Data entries
***

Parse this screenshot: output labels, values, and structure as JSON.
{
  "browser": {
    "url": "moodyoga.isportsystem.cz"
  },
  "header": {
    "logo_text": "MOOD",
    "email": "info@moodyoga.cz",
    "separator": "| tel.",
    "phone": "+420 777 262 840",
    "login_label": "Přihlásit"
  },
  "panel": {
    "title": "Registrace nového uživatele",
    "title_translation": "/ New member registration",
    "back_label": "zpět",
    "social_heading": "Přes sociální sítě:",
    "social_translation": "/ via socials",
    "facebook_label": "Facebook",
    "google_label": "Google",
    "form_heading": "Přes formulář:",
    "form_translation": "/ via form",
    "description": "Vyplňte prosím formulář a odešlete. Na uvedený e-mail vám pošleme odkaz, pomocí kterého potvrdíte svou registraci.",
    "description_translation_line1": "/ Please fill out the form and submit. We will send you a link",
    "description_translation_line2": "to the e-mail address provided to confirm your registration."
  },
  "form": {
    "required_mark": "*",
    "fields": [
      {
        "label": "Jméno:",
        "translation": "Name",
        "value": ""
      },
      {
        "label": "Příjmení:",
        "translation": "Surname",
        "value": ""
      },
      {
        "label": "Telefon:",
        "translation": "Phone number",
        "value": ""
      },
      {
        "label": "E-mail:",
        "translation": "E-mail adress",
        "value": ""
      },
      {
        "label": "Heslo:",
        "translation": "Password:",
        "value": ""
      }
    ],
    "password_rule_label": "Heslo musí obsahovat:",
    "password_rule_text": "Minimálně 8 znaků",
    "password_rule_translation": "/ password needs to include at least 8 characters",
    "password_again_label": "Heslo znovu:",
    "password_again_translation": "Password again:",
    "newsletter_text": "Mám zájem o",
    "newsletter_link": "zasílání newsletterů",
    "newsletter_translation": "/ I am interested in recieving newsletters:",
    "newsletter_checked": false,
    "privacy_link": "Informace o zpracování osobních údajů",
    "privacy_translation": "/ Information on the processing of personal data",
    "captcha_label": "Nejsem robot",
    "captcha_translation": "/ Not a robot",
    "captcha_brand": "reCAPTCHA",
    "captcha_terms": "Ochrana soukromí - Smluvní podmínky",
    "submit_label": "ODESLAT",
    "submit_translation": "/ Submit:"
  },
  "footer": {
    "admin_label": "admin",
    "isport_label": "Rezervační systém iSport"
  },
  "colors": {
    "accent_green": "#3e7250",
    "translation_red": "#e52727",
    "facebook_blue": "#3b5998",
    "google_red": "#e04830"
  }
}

***

** Goal **
Copy out each line exactly.

** Result of the task **
Parse this screenshot: output labels, values, and structure as JSON.
{
  "browser": {
    "url": "moodyoga.isportsystem.cz"
  },
  "header": {
    "logo_text": "MOOD",
    "email": "info@moodyoga.cz",
    "separator": "| tel.",
    "phone": "+420 777 262 840",
    "login_label": "Přihlásit"
  },
  "panel": {
    "title": "Registrace nového uživatele",
    "title_translation": "/ New member registration",
    "back_label": "zpět",
    "social_heading": "Přes sociální sítě:",
    "social_translation": "/ via socials",
    "facebook_label": "Facebook",
    "google_label": "Google",
    "form_heading": "Přes formulář:",
    "form_translation": "/ via form",
    "description": "Vyplňte prosím formulář a odešlete. Na uvedený e-mail vám pošleme odkaz, pomocí kterého potvrdíte svou registraci.",
    "description_translation_line1": "/ Please fill out the form and submit. We will send you a link",
    "description_translation_line2": "to the e-mail address provided to confirm your registration."
  },
  "form": {
    "required_mark": "*",
    "fields": [
      {
        "label": "Jméno:",
        "translation": "Name",
        "value": ""
      },
      {
        "label": "Příjmení:",
        "translation": "Surname",
        "value": ""
      },
      {
        "label": "Telefon:",
        "translation": "Phone number",
        "value": ""
      },
      {
        "label": "E-mail:",
        "translation": "E-mail adress",
        "value": ""
      },
      {
        "label": "Heslo:",
        "translation": "Password:",
        "value": ""
      }
    ],
    "password_rule_label": "Heslo musí obsahovat:",
    "password_rule_text": "Minimálně 8 znaků",
    "password_rule_translation": "/ password needs to include at least 8 characters",
    "password_again_label": "Heslo znovu:",
    "password_again_translation": "Password again:",
    "newsletter_text": "Mám zájem o",
    "newsletter_link": "zasílání newsletterů",
    "newsletter_translation": "/ I am interested in recieving newsletters:",
    "newsletter_checked": false,
    "privacy_link": "Informace o zpracování osobních údajů",
    "privacy_translation": "/ Information on the processing of personal data",
    "captcha_label": "Nejsem robot",
    "captcha_translation": "/ Not a robot",
    "captcha_brand": "reCAPTCHA",
    "captcha_terms": "Ochrana soukromí - Smluvní podmínky",
    "submit_label": "ODESLAT",
    "submit_translation": "/ Submit:"
  },
  "footer": {
    "admin_label": "admin",
    "isport_label": "Rezervační systém iSport"
  },
  "colors": {
    "accent_green": "#3e7250",
    "translation_red": "#e52727",
    "facebook_blue": "#3b5998",
    "google_red": "#e04830"
  }
}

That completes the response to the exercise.